__WRITTEN EXERCISE__. Using the data below, tally the lines that include the string "Calories". Only the number is wanted.
-- START OF DATA FOR THIS EXERCISE --
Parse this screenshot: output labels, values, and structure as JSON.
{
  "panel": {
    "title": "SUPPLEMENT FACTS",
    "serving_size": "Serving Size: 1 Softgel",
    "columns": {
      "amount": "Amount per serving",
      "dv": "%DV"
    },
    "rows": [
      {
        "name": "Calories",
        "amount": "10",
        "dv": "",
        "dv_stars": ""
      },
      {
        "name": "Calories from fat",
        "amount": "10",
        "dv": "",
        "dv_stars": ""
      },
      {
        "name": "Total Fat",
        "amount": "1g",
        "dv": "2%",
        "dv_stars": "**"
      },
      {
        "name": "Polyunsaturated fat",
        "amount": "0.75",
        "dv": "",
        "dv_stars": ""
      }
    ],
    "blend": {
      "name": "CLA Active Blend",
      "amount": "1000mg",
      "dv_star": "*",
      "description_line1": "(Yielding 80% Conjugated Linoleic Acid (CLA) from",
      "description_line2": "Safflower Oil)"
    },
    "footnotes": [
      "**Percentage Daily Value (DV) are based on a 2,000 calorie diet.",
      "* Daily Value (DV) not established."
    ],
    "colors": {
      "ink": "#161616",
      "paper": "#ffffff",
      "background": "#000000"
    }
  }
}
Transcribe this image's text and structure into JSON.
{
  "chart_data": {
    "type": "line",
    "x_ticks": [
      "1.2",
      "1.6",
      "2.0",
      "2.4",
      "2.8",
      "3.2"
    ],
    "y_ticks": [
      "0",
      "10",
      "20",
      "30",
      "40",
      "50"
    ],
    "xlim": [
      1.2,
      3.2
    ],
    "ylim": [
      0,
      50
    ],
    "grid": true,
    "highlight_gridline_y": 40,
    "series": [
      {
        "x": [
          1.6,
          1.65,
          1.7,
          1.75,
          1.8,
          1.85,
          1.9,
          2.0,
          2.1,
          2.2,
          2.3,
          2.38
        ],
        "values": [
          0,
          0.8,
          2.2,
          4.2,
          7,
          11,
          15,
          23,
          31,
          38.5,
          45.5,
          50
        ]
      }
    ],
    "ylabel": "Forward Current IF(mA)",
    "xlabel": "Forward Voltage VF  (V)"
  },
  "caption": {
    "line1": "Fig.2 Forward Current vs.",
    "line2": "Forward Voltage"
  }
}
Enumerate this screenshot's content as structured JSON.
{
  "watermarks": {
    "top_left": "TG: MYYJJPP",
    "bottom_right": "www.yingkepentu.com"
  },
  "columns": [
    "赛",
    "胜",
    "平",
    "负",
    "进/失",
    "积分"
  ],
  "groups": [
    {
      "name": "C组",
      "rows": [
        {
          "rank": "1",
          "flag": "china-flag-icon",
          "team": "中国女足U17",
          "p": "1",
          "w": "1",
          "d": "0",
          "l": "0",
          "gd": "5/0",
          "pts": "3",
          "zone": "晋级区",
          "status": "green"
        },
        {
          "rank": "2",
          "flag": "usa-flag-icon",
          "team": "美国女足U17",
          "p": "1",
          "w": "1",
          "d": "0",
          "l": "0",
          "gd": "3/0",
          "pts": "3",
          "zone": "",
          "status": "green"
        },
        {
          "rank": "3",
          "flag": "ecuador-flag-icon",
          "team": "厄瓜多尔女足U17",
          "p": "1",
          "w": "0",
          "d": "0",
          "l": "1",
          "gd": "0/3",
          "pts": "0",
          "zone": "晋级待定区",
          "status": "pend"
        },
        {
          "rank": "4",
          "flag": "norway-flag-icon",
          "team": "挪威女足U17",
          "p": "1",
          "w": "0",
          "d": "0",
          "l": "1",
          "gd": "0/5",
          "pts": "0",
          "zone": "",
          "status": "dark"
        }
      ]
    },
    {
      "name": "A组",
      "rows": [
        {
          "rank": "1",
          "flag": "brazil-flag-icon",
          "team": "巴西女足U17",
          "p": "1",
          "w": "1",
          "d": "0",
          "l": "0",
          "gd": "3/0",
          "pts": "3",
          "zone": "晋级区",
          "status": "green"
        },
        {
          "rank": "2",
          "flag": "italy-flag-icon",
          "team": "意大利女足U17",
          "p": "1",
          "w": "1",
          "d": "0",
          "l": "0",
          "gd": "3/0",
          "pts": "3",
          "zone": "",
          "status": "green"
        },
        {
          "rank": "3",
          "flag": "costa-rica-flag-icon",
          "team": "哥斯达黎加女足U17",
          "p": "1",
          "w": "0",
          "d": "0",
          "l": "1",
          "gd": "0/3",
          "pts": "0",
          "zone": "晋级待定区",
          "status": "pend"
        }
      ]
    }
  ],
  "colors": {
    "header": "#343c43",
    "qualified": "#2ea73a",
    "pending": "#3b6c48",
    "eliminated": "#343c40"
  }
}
-- END OF DATA FOR THIS EXERCISE --
__ANSWER TO THIS TASK__. 2